##### STORED ROWS
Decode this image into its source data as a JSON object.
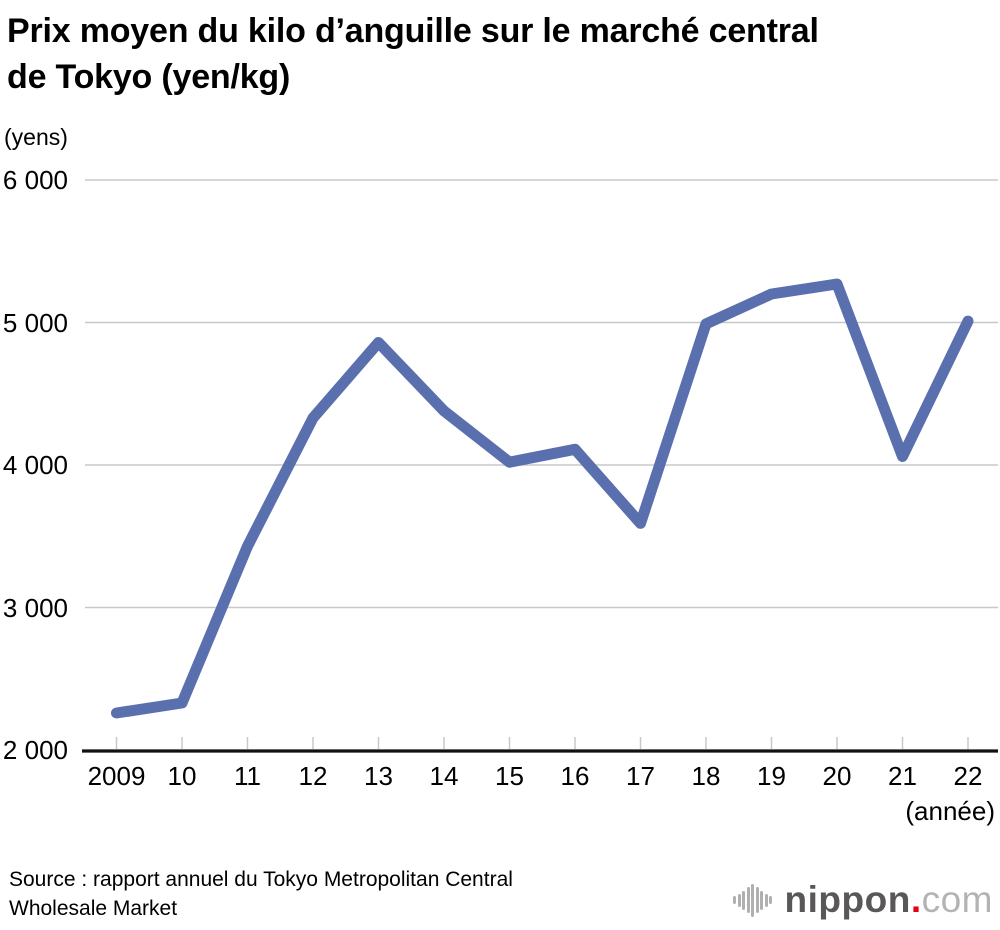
{
  "title": {
    "line1": "Prix moyen du kilo d’anguille sur le marché central",
    "line2": "de Tokyo (yen/kg)"
  },
  "y_unit": "(yens)",
  "x_unit": "(année)",
  "source": {
    "line1": "Source : rapport annuel du Tokyo Metropolitan Central",
    "line2": "Wholesale Market"
  },
  "logo": {
    "brand": "nippon",
    "dot": ".",
    "tld": "com"
  },
  "colors": {
    "line": "#5a6fad",
    "grid": "#c8c8c8",
    "tick": "#c8c8c8",
    "axis": "#111111",
    "text": "#000000",
    "logo_brand": "#595757",
    "logo_tld": "#b3b3b3",
    "logo_dot": "#e60012",
    "logo_bars": "#b0b0b0"
  },
  "chart_data": {
    "type": "line",
    "title": "Prix moyen du kilo d’anguille sur le marché central de Tokyo (yen/kg)",
    "ylabel": "(yens)",
    "xlabel": "(année)",
    "x": [
      2009,
      2010,
      2011,
      2012,
      2013,
      2014,
      2015,
      2016,
      2017,
      2018,
      2019,
      2020,
      2021,
      2022
    ],
    "x_tick_labels": [
      "2009",
      "10",
      "11",
      "12",
      "13",
      "14",
      "15",
      "16",
      "17",
      "18",
      "19",
      "20",
      "21",
      "22"
    ],
    "values": [
      2260,
      2330,
      3430,
      4330,
      4860,
      4380,
      4020,
      4110,
      3590,
      4990,
      5200,
      5270,
      4060,
      5010
    ],
    "y_ticks": [
      2000,
      3000,
      4000,
      5000,
      6000
    ],
    "y_tick_labels": [
      "2 000",
      "3 000",
      "4 000",
      "5 000",
      "6 000"
    ],
    "ylim": [
      2000,
      6000
    ],
    "grid": "horizontal",
    "legend": "none"
  }
}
##########
** GIVEN PROBLEM **
What is needed is an exact reproduction of the data, pictures excluded.

** TASK ANSWER **
Decode this image into its source data as a JSON object.
{
  "title": {
    "line1": "Prix moyen du kilo d’anguille sur le marché central",
    "line2": "de Tokyo (yen/kg)"
  },
  "y_unit": "(yens)",
  "x_unit": "(année)",
  "source": {
    "line1": "Source : rapport annuel du Tokyo Metropolitan Central",
    "line2": "Wholesale Market"
  },
  "logo": {
    "brand": "nippon",
    "dot": ".",
    "tld": "com"
  },
  "colors": {
    "line": "#5a6fad",
    "grid": "#c8c8c8",
    "tick": "#c8c8c8",
    "axis": "#111111",
    "text": "#000000",
    "logo_brand": "#595757",
    "logo_tld": "#b3b3b3",
    "logo_dot": "#e60012",
    "logo_bars": "#b0b0b0"
  },
  "chart_data": {
    "type": "line",
    "title": "Prix moyen du kilo d’anguille sur le marché central de Tokyo (yen/kg)",
    "ylabel": "(yens)",
    "xlabel": "(année)",
    "x": [
      2009,
      2010,
      2011,
      2012,
      2013,
      2014,
      2015,
      2016,
      2017,
      2018,
      2019,
      2020,
      2021,
      2022
    ],
    "x_tick_labels": [
      "2009",
      "10",
      "11",
      "12",
      "13",
      "14",
      "15",
      "16",
      "17",
      "18",
      "19",
      "20",
      "21",
      "22"
    ],
    "values": [
      2260,
      2330,
      3430,
      4330,
      4860,
      4380,
      4020,
      4110,
      3590,
      4990,
      5200,
      5270,
      4060,
      5010
    ],
    "y_ticks": [
      2000,
      3000,
      4000,
      5000,
      6000
    ],
    "y_tick_labels": [
      "2 000",
      "3 000",
      "4 000",
      "5 000",
      "6 000"
    ],
    "ylim": [
      2000,
      6000
    ],
    "grid": "horizontal",
    "legend": "none"
  }
}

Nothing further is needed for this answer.